→ WHAT IS REQUIRED
Identify the lines that contain the word "sklepy", then copy them.

→ DATA TO USE
begin

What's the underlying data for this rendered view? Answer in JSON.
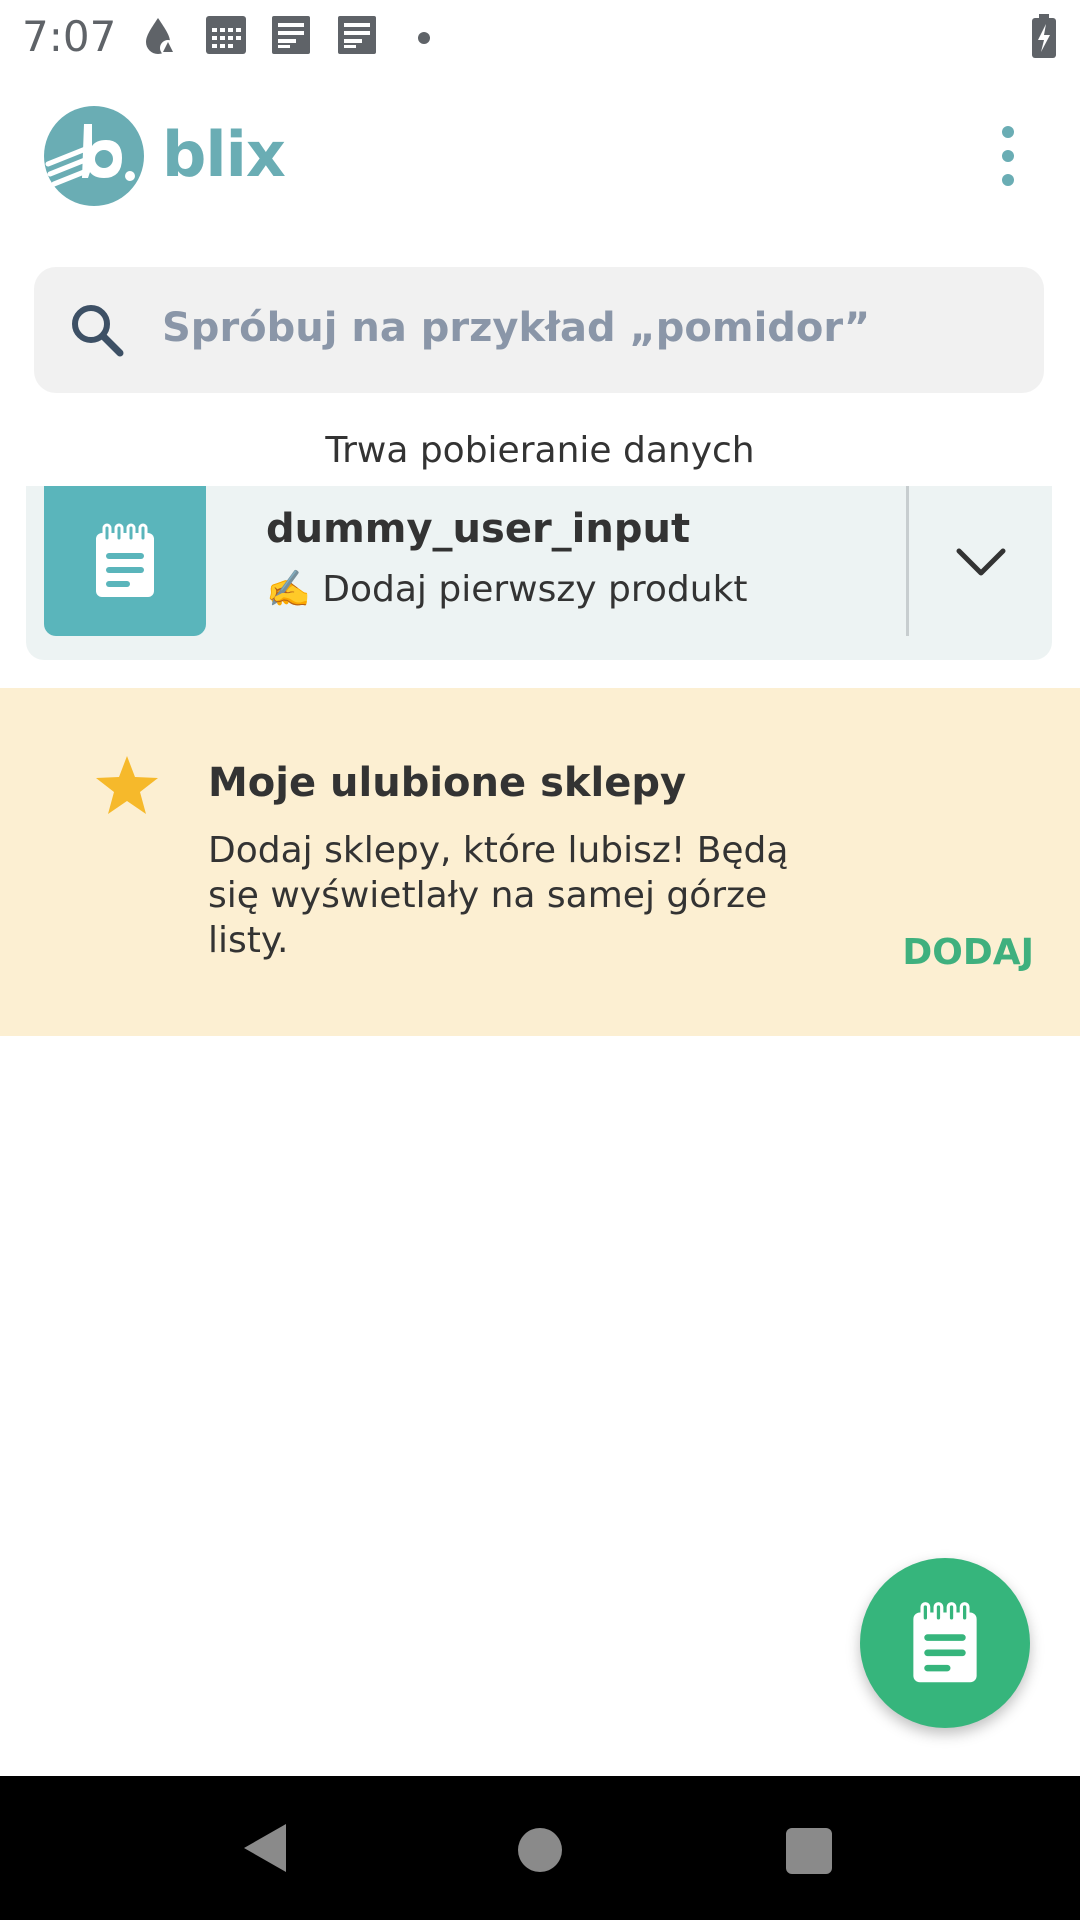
{
  "status_bar": {
    "time": "7:07",
    "icons": [
      "drop-icon",
      "calendar-icon",
      "news-icon",
      "news-icon",
      "dot",
      "battery-charging-icon"
    ]
  },
  "app_bar": {
    "brand": "blix",
    "menu_icon": "more-vertical-icon"
  },
  "search": {
    "placeholder": "Spróbuj na przykład „pomidor”",
    "icon": "search-icon"
  },
  "loading_text": "Trwa pobieranie danych",
  "list_card": {
    "title": "dummy_user_input",
    "subtitle": "✍️ Dodaj pierwszy produkt",
    "icon": "notepad-icon",
    "expand_icon": "chevron-down-icon"
  },
  "favorites": {
    "title": "Moje ulubione sklepy",
    "description": "Dodaj sklepy, które lubisz! Będą się wyświetlały na samej górze listy.",
    "action": "DODAJ",
    "icon": "star-icon"
  },
  "fab": {
    "icon": "notepad-icon"
  },
  "nav_bar": {
    "back": "back-icon",
    "home": "home-icon",
    "recents": "recents-icon"
  },
  "colors": {
    "brand_teal": "#6aadb4",
    "thumb_teal": "#5ab5bb",
    "accent_green": "#36b57c",
    "banner_bg": "#fcefd2",
    "star": "#f6b92b"
  }
}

end

→ EXERCISE ANSWER
    "title": "Moje ulubione sklepy",
    "description": "Dodaj sklepy, które lubisz! Będą się wyświetlały na samej górze listy.",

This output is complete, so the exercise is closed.